Restate each line word for word. Leave out every picture.

> [Data]:
+ + + + + + +

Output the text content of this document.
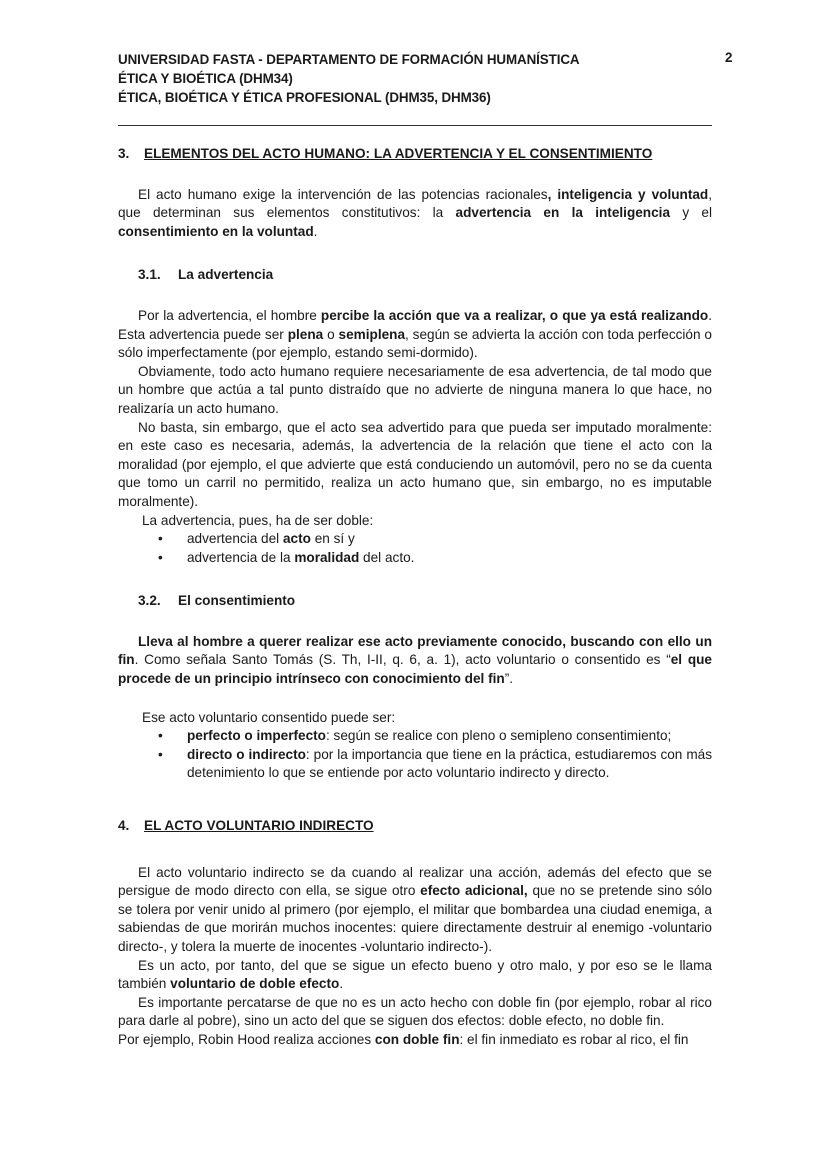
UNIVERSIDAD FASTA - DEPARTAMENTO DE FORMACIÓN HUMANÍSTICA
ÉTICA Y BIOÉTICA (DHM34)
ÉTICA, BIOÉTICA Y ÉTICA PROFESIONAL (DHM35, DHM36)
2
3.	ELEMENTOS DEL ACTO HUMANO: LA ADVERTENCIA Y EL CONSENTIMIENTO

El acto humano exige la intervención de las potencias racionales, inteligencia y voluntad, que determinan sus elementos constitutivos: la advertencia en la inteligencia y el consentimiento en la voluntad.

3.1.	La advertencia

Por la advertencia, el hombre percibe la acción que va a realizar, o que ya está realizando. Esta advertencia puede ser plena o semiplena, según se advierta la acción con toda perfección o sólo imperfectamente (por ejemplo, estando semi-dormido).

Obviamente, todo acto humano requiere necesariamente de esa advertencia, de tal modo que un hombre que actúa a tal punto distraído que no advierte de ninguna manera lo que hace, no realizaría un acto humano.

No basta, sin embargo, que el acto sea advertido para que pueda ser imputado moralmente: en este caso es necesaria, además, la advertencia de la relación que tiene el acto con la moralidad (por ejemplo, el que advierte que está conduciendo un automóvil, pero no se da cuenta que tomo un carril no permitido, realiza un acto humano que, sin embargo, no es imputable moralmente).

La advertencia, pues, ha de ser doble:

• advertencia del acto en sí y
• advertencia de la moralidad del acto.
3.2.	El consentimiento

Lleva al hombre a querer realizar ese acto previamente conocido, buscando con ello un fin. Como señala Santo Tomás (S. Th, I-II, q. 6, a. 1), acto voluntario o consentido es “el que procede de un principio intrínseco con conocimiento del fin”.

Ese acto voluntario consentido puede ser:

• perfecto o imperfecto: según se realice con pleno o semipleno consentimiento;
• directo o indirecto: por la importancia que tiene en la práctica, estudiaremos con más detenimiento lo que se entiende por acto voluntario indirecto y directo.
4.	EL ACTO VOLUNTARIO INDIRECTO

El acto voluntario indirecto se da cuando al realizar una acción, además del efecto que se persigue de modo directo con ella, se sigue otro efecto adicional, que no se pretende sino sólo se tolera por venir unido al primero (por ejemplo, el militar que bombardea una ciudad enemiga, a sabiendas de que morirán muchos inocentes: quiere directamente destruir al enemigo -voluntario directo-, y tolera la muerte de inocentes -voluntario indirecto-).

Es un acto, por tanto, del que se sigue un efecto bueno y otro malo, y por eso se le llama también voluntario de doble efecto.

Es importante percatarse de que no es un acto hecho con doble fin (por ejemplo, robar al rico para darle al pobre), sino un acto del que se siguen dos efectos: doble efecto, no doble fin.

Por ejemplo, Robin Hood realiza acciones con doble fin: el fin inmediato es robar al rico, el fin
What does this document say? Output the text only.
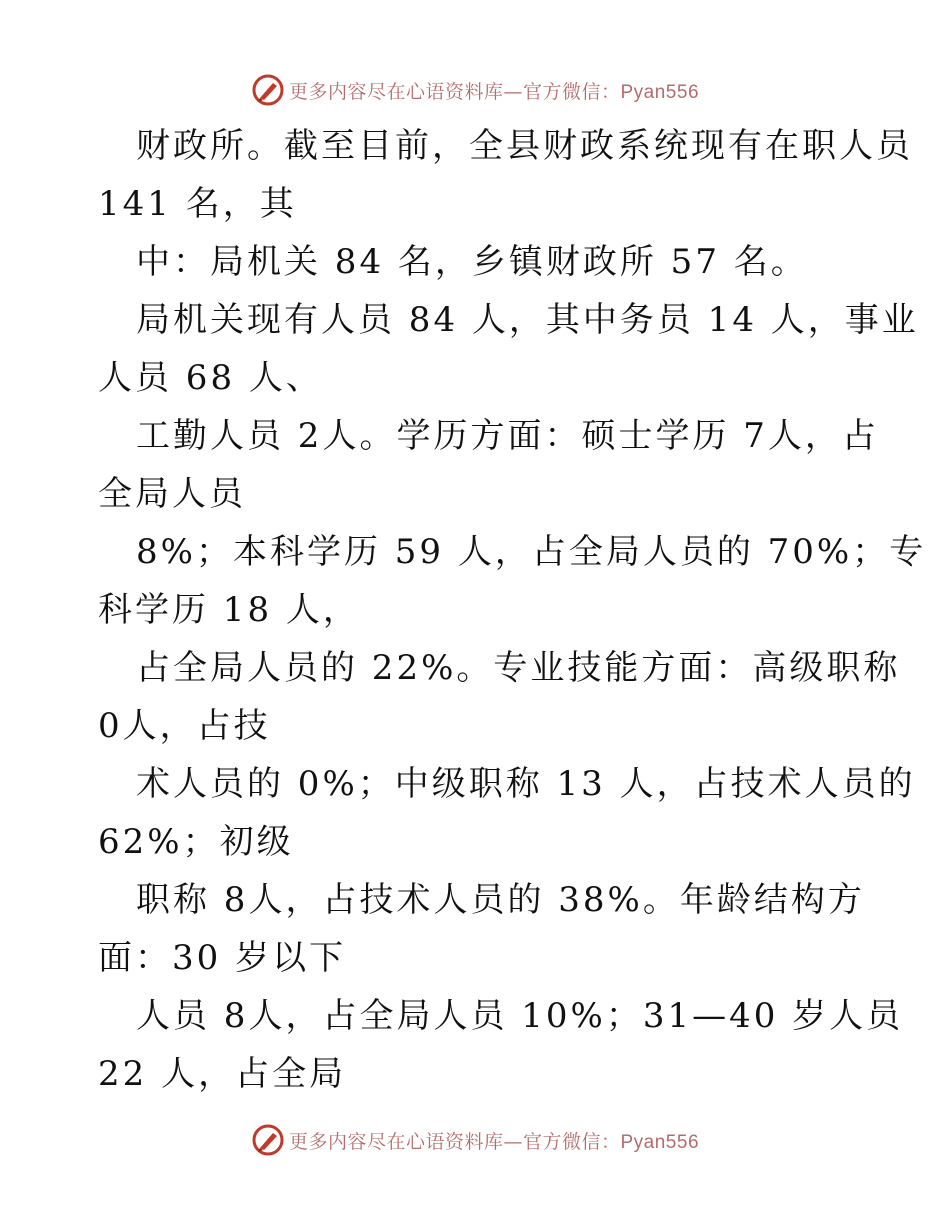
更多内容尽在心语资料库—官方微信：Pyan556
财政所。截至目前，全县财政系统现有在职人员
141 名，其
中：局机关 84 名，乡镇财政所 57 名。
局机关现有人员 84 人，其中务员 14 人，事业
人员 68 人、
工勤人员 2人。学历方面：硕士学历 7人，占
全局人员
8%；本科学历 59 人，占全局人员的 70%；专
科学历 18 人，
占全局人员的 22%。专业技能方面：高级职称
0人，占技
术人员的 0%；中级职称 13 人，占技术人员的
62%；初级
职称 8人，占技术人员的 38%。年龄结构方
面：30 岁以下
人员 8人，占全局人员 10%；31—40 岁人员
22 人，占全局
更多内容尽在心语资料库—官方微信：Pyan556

+ + + + + + +

> [Solution below]:
Output the text content of this document.
UNIVERSIDAD FASTA - DEPARTAMENTO DE FORMACIÓN HUMANÍSTICA
ÉTICA Y BIOÉTICA (DHM34)
ÉTICA, BIOÉTICA Y ÉTICA PROFESIONAL (DHM35, DHM36)
2
3.	ELEMENTOS DEL ACTO HUMANO: LA ADVERTENCIA Y EL CONSENTIMIENTO

El acto humano exige la intervención de las potencias racionales, inteligencia y voluntad, que determinan sus elementos constitutivos: la advertencia en la inteligencia y el consentimiento en la voluntad.

3.1.	La advertencia

Por la advertencia, el hombre percibe la acción que va a realizar, o que ya está realizando. Esta advertencia puede ser plena o semiplena, según se advierta la acción con toda perfección o sólo imperfectamente (por ejemplo, estando semi-dormido).

Obviamente, todo acto humano requiere necesariamente de esa advertencia, de tal modo que un hombre que actúa a tal punto distraído que no advierte de ninguna manera lo que hace, no realizaría un acto humano.

No basta, sin embargo, que el acto sea advertido para que pueda ser imputado moralmente: en este caso es necesaria, además, la advertencia de la relación que tiene el acto con la moralidad (por ejemplo, el que advierte que está conduciendo un automóvil, pero no se da cuenta que tomo un carril no permitido, realiza un acto humano que, sin embargo, no es imputable moralmente).

La advertencia, pues, ha de ser doble:

• advertencia del acto en sí y
• advertencia de la moralidad del acto.
3.2.	El consentimiento

Lleva al hombre a querer realizar ese acto previamente conocido, buscando con ello un fin. Como señala Santo Tomás (S. Th, I-II, q. 6, a. 1), acto voluntario o consentido es “el que procede de un principio intrínseco con conocimiento del fin”.

Ese acto voluntario consentido puede ser:

• perfecto o imperfecto: según se realice con pleno o semipleno consentimiento;
• directo o indirecto: por la importancia que tiene en la práctica, estudiaremos con más detenimiento lo que se entiende por acto voluntario indirecto y directo.
4.	EL ACTO VOLUNTARIO INDIRECTO

El acto voluntario indirecto se da cuando al realizar una acción, además del efecto que se persigue de modo directo con ella, se sigue otro efecto adicional, que no se pretende sino sólo se tolera por venir unido al primero (por ejemplo, el militar que bombardea una ciudad enemiga, a sabiendas de que morirán muchos inocentes: quiere directamente destruir al enemigo -voluntario directo-, y tolera la muerte de inocentes -voluntario indirecto-).

Es un acto, por tanto, del que se sigue un efecto bueno y otro malo, y por eso se le llama también voluntario de doble efecto.

Es importante percatarse de que no es un acto hecho con doble fin (por ejemplo, robar al rico para darle al pobre), sino un acto del que se siguen dos efectos: doble efecto, no doble fin.

Por ejemplo, Robin Hood realiza acciones con doble fin: el fin inmediato es robar al rico, el fin
What does this document say? Output the text only.
更多内容尽在心语资料库—官方微信：Pyan556
财政所。截至目前，全县财政系统现有在职人员
141 名，其
中：局机关 84 名，乡镇财政所 57 名。
局机关现有人员 84 人，其中务员 14 人，事业
人员 68 人、
工勤人员 2人。学历方面：硕士学历 7人，占
全局人员
8%；本科学历 59 人，占全局人员的 70%；专
科学历 18 人，
占全局人员的 22%。专业技能方面：高级职称
0人，占技
术人员的 0%；中级职称 13 人，占技术人员的
62%；初级
职称 8人，占技术人员的 38%。年龄结构方
面：30 岁以下
人员 8人，占全局人员 10%；31—40 岁人员
22 人，占全局
更多内容尽在心语资料库—官方微信：Pyan556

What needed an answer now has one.